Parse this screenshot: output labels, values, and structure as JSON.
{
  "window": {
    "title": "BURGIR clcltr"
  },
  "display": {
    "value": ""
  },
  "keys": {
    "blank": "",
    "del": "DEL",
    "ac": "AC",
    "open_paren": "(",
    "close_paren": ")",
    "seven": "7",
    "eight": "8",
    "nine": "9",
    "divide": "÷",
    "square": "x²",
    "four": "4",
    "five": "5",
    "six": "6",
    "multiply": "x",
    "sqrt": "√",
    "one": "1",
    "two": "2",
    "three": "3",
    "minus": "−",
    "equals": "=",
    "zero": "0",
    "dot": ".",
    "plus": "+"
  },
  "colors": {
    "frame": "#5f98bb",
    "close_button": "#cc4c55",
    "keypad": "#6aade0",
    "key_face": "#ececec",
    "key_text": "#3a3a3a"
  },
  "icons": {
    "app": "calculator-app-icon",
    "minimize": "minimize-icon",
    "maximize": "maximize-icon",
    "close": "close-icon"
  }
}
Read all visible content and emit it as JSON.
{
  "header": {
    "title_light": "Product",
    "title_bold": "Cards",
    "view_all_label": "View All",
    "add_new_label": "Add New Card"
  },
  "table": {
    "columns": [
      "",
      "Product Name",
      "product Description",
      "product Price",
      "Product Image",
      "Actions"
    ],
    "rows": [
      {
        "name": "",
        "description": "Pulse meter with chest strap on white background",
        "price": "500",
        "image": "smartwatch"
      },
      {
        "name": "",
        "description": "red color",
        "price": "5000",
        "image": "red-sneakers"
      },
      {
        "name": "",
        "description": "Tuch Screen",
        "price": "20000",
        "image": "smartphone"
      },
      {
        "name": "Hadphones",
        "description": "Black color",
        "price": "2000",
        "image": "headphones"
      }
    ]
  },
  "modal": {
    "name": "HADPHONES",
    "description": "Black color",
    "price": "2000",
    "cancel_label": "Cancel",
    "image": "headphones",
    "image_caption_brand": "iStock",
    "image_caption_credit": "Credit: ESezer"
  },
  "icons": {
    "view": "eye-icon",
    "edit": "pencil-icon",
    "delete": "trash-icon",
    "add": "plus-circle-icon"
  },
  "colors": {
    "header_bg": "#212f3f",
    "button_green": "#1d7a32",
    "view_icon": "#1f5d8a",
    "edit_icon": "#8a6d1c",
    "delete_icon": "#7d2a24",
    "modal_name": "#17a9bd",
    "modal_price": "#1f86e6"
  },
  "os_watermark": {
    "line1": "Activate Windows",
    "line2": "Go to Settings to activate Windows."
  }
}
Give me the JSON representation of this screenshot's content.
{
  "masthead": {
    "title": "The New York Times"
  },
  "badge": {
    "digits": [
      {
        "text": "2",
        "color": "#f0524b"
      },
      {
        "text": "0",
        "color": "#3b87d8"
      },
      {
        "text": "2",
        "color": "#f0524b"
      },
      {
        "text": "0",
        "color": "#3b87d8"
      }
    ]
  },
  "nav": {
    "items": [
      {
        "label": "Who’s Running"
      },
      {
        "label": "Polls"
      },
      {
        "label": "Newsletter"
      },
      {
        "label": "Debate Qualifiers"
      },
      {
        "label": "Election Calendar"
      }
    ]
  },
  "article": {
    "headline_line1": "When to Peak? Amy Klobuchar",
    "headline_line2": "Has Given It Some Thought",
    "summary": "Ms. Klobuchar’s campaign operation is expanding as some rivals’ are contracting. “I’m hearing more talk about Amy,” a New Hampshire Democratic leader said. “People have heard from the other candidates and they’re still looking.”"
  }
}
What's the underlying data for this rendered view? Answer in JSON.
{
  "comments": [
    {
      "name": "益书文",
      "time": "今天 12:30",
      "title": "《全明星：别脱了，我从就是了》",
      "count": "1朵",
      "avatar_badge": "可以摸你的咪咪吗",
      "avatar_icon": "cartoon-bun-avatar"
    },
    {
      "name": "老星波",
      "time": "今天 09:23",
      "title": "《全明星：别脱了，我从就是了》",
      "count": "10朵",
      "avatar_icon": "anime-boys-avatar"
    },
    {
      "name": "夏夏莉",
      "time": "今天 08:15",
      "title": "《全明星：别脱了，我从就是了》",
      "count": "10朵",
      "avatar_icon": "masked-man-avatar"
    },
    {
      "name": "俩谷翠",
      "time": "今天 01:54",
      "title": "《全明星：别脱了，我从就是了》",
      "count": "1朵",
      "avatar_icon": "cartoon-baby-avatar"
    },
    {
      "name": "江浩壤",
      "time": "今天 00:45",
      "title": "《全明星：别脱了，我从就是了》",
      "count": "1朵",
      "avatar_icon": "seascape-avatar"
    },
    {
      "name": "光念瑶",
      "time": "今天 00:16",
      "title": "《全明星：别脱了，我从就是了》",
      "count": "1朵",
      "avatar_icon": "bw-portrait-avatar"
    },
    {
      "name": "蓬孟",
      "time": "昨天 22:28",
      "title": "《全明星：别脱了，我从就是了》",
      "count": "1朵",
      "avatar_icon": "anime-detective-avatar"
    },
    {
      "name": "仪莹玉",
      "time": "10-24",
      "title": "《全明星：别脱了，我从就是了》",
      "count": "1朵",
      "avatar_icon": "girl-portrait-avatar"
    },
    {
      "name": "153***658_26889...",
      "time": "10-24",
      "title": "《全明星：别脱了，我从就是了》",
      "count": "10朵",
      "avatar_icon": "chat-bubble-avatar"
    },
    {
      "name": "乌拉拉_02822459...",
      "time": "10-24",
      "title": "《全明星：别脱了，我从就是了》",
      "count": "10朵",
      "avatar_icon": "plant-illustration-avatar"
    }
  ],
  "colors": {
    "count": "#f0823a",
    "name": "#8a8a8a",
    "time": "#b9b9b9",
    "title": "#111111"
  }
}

◆ **EXERCISE DESCRIPTION**: Return every record above exactly as it appears.

◆ **FINISHED EXERCISE**:
Parse this screenshot: output labels, values, and structure as JSON.
{
  "window": {
    "title": "BURGIR clcltr"
  },
  "display": {
    "value": ""
  },
  "keys": {
    "blank": "",
    "del": "DEL",
    "ac": "AC",
    "open_paren": "(",
    "close_paren": ")",
    "seven": "7",
    "eight": "8",
    "nine": "9",
    "divide": "÷",
    "square": "x²",
    "four": "4",
    "five": "5",
    "six": "6",
    "multiply": "x",
    "sqrt": "√",
    "one": "1",
    "two": "2",
    "three": "3",
    "minus": "−",
    "equals": "=",
    "zero": "0",
    "dot": ".",
    "plus": "+"
  },
  "colors": {
    "frame": "#5f98bb",
    "close_button": "#cc4c55",
    "keypad": "#6aade0",
    "key_face": "#ececec",
    "key_text": "#3a3a3a"
  },
  "icons": {
    "app": "calculator-app-icon",
    "minimize": "minimize-icon",
    "maximize": "maximize-icon",
    "close": "close-icon"
  }
}
Read all visible content and emit it as JSON.
{
  "header": {
    "title_light": "Product",
    "title_bold": "Cards",
    "view_all_label": "View All",
    "add_new_label": "Add New Card"
  },
  "table": {
    "columns": [
      "",
      "Product Name",
      "product Description",
      "product Price",
      "Product Image",
      "Actions"
    ],
    "rows": [
      {
        "name": "",
        "description": "Pulse meter with chest strap on white background",
        "price": "500",
        "image": "smartwatch"
      },
      {
        "name": "",
        "description": "red color",
        "price": "5000",
        "image": "red-sneakers"
      },
      {
        "name": "",
        "description": "Tuch Screen",
        "price": "20000",
        "image": "smartphone"
      },
      {
        "name": "Hadphones",
        "description": "Black color",
        "price": "2000",
        "image": "headphones"
      }
    ]
  },
  "modal": {
    "name": "HADPHONES",
    "description": "Black color",
    "price": "2000",
    "cancel_label": "Cancel",
    "image": "headphones",
    "image_caption_brand": "iStock",
    "image_caption_credit": "Credit: ESezer"
  },
  "icons": {
    "view": "eye-icon",
    "edit": "pencil-icon",
    "delete": "trash-icon",
    "add": "plus-circle-icon"
  },
  "colors": {
    "header_bg": "#212f3f",
    "button_green": "#1d7a32",
    "view_icon": "#1f5d8a",
    "edit_icon": "#8a6d1c",
    "delete_icon": "#7d2a24",
    "modal_name": "#17a9bd",
    "modal_price": "#1f86e6"
  },
  "os_watermark": {
    "line1": "Activate Windows",
    "line2": "Go to Settings to activate Windows."
  }
}
Give me the JSON representation of this screenshot's content.
{
  "masthead": {
    "title": "The New York Times"
  },
  "badge": {
    "digits": [
      {
        "text": "2",
        "color": "#f0524b"
      },
      {
        "text": "0",
        "color": "#3b87d8"
      },
      {
        "text": "2",
        "color": "#f0524b"
      },
      {
        "text": "0",
        "color": "#3b87d8"
      }
    ]
  },
  "nav": {
    "items": [
      {
        "label": "Who’s Running"
      },
      {
        "label": "Polls"
      },
      {
        "label": "Newsletter"
      },
      {
        "label": "Debate Qualifiers"
      },
      {
        "label": "Election Calendar"
      }
    ]
  },
  "article": {
    "headline_line1": "When to Peak? Amy Klobuchar",
    "headline_line2": "Has Given It Some Thought",
    "summary": "Ms. Klobuchar’s campaign operation is expanding as some rivals’ are contracting. “I’m hearing more talk about Amy,” a New Hampshire Democratic leader said. “People have heard from the other candidates and they’re still looking.”"
  }
}
What's the underlying data for this rendered view? Answer in JSON.
{
  "comments": [
    {
      "name": "益书文",
      "time": "今天 12:30",
      "title": "《全明星：别脱了，我从就是了》",
      "count": "1朵",
      "avatar_badge": "可以摸你的咪咪吗",
      "avatar_icon": "cartoon-bun-avatar"
    },
    {
      "name": "老星波",
      "time": "今天 09:23",
      "title": "《全明星：别脱了，我从就是了》",
      "count": "10朵",
      "avatar_icon": "anime-boys-avatar"
    },
    {
      "name": "夏夏莉",
      "time": "今天 08:15",
      "title": "《全明星：别脱了，我从就是了》",
      "count": "10朵",
      "avatar_icon": "masked-man-avatar"
    },
    {
      "name": "俩谷翠",
      "time": "今天 01:54",
      "title": "《全明星：别脱了，我从就是了》",
      "count": "1朵",
      "avatar_icon": "cartoon-baby-avatar"
    },
    {
      "name": "江浩壤",
      "time": "今天 00:45",
      "title": "《全明星：别脱了，我从就是了》",
      "count": "1朵",
      "avatar_icon": "seascape-avatar"
    },
    {
      "name": "光念瑶",
      "time": "今天 00:16",
      "title": "《全明星：别脱了，我从就是了》",
      "count": "1朵",
      "avatar_icon": "bw-portrait-avatar"
    },
    {
      "name": "蓬孟",
      "time": "昨天 22:28",
      "title": "《全明星：别脱了，我从就是了》",
      "count": "1朵",
      "avatar_icon": "anime-detective-avatar"
    },
    {
      "name": "仪莹玉",
      "time": "10-24",
      "title": "《全明星：别脱了，我从就是了》",
      "count": "1朵",
      "avatar_icon": "girl-portrait-avatar"
    },
    {
      "name": "153***658_26889...",
      "time": "10-24",
      "title": "《全明星：别脱了，我从就是了》",
      "count": "10朵",
      "avatar_icon": "chat-bubble-avatar"
    },
    {
      "name": "乌拉拉_02822459...",
      "time": "10-24",
      "title": "《全明星：别脱了，我从就是了》",
      "count": "10朵",
      "avatar_icon": "plant-illustration-avatar"
    }
  ],
  "colors": {
    "count": "#f0823a",
    "name": "#8a8a8a",
    "time": "#b9b9b9",
    "title": "#111111"
  }
}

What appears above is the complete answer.